• [Task to complete]: Exactly reproduce each line of the listing that follows.

• [Input material]:

=-=-=

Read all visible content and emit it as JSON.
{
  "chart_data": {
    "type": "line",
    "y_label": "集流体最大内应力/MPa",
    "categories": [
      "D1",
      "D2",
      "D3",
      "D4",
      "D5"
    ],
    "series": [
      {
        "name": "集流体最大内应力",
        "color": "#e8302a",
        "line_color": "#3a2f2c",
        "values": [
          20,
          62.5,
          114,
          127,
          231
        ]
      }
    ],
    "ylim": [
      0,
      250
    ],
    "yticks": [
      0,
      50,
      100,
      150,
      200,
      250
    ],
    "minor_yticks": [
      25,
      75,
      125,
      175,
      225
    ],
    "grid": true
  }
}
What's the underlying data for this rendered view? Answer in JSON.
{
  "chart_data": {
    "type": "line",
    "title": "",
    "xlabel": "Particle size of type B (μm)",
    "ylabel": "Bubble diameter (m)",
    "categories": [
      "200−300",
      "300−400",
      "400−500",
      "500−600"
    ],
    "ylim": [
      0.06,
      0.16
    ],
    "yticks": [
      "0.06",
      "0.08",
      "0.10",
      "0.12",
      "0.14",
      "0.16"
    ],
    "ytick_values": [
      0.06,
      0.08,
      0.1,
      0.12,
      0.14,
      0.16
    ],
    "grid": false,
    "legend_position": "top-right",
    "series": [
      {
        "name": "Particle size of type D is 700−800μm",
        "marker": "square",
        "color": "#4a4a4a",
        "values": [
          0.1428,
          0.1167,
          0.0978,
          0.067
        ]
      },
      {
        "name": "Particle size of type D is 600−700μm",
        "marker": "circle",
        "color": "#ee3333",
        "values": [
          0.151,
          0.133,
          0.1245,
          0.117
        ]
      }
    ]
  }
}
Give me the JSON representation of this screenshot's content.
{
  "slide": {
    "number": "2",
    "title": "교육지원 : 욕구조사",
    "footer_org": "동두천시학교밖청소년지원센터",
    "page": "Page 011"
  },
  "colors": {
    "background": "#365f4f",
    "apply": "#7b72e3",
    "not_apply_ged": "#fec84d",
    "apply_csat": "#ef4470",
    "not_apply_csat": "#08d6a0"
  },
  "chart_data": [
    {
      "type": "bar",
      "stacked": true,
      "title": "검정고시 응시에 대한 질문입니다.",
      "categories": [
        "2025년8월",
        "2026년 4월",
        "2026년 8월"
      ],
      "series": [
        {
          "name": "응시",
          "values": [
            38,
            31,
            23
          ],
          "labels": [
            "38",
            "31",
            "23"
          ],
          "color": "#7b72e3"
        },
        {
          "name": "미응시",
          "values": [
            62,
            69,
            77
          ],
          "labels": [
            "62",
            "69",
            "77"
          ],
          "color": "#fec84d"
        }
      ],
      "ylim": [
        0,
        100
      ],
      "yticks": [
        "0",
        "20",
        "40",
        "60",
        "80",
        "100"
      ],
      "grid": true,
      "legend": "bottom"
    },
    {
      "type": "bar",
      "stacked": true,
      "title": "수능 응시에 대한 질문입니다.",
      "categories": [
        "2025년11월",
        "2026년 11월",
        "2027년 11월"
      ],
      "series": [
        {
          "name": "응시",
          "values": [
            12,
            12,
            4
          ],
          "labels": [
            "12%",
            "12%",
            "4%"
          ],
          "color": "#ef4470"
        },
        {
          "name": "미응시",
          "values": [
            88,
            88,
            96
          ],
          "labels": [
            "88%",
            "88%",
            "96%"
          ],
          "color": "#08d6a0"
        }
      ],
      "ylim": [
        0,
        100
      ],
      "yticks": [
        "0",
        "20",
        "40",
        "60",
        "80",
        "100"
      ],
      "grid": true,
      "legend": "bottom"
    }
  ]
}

=-=-=

• [Reply to the task]:
Read all visible content and emit it as JSON.
{
  "chart_data": {
    "type": "line",
    "y_label": "集流体最大内应力/MPa",
    "categories": [
      "D1",
      "D2",
      "D3",
      "D4",
      "D5"
    ],
    "series": [
      {
        "name": "集流体最大内应力",
        "color": "#e8302a",
        "line_color": "#3a2f2c",
        "values": [
          20,
          62.5,
          114,
          127,
          231
        ]
      }
    ],
    "ylim": [
      0,
      250
    ],
    "yticks": [
      0,
      50,
      100,
      150,
      200,
      250
    ],
    "minor_yticks": [
      25,
      75,
      125,
      175,
      225
    ],
    "grid": true
  }
}
What's the underlying data for this rendered view? Answer in JSON.
{
  "chart_data": {
    "type": "line",
    "title": "",
    "xlabel": "Particle size of type B (μm)",
    "ylabel": "Bubble diameter (m)",
    "categories": [
      "200−300",
      "300−400",
      "400−500",
      "500−600"
    ],
    "ylim": [
      0.06,
      0.16
    ],
    "yticks": [
      "0.06",
      "0.08",
      "0.10",
      "0.12",
      "0.14",
      "0.16"
    ],
    "ytick_values": [
      0.06,
      0.08,
      0.1,
      0.12,
      0.14,
      0.16
    ],
    "grid": false,
    "legend_position": "top-right",
    "series": [
      {
        "name": "Particle size of type D is 700−800μm",
        "marker": "square",
        "color": "#4a4a4a",
        "values": [
          0.1428,
          0.1167,
          0.0978,
          0.067
        ]
      },
      {
        "name": "Particle size of type D is 600−700μm",
        "marker": "circle",
        "color": "#ee3333",
        "values": [
          0.151,
          0.133,
          0.1245,
          0.117
        ]
      }
    ]
  }
}
Give me the JSON representation of this screenshot's content.
{
  "slide": {
    "number": "2",
    "title": "교육지원 : 욕구조사",
    "footer_org": "동두천시학교밖청소년지원센터",
    "page": "Page 011"
  },
  "colors": {
    "background": "#365f4f",
    "apply": "#7b72e3",
    "not_apply_ged": "#fec84d",
    "apply_csat": "#ef4470",
    "not_apply_csat": "#08d6a0"
  },
  "chart_data": [
    {
      "type": "bar",
      "stacked": true,
      "title": "검정고시 응시에 대한 질문입니다.",
      "categories": [
        "2025년8월",
        "2026년 4월",
        "2026년 8월"
      ],
      "series": [
        {
          "name": "응시",
          "values": [
            38,
            31,
            23
          ],
          "labels": [
            "38",
            "31",
            "23"
          ],
          "color": "#7b72e3"
        },
        {
          "name": "미응시",
          "values": [
            62,
            69,
            77
          ],
          "labels": [
            "62",
            "69",
            "77"
          ],
          "color": "#fec84d"
        }
      ],
      "ylim": [
        0,
        100
      ],
      "yticks": [
        "0",
        "20",
        "40",
        "60",
        "80",
        "100"
      ],
      "grid": true,
      "legend": "bottom"
    },
    {
      "type": "bar",
      "stacked": true,
      "title": "수능 응시에 대한 질문입니다.",
      "categories": [
        "2025년11월",
        "2026년 11월",
        "2027년 11월"
      ],
      "series": [
        {
          "name": "응시",
          "values": [
            12,
            12,
            4
          ],
          "labels": [
            "12%",
            "12%",
            "4%"
          ],
          "color": "#ef4470"
        },
        {
          "name": "미응시",
          "values": [
            88,
            88,
            96
          ],
          "labels": [
            "88%",
            "88%",
            "96%"
          ],
          "color": "#08d6a0"
        }
      ],
      "ylim": [
        0,
        100
      ],
      "yticks": [
        "0",
        "20",
        "40",
        "60",
        "80",
        "100"
      ],
      "grid": true,
      "legend": "bottom"
    }
  ]
}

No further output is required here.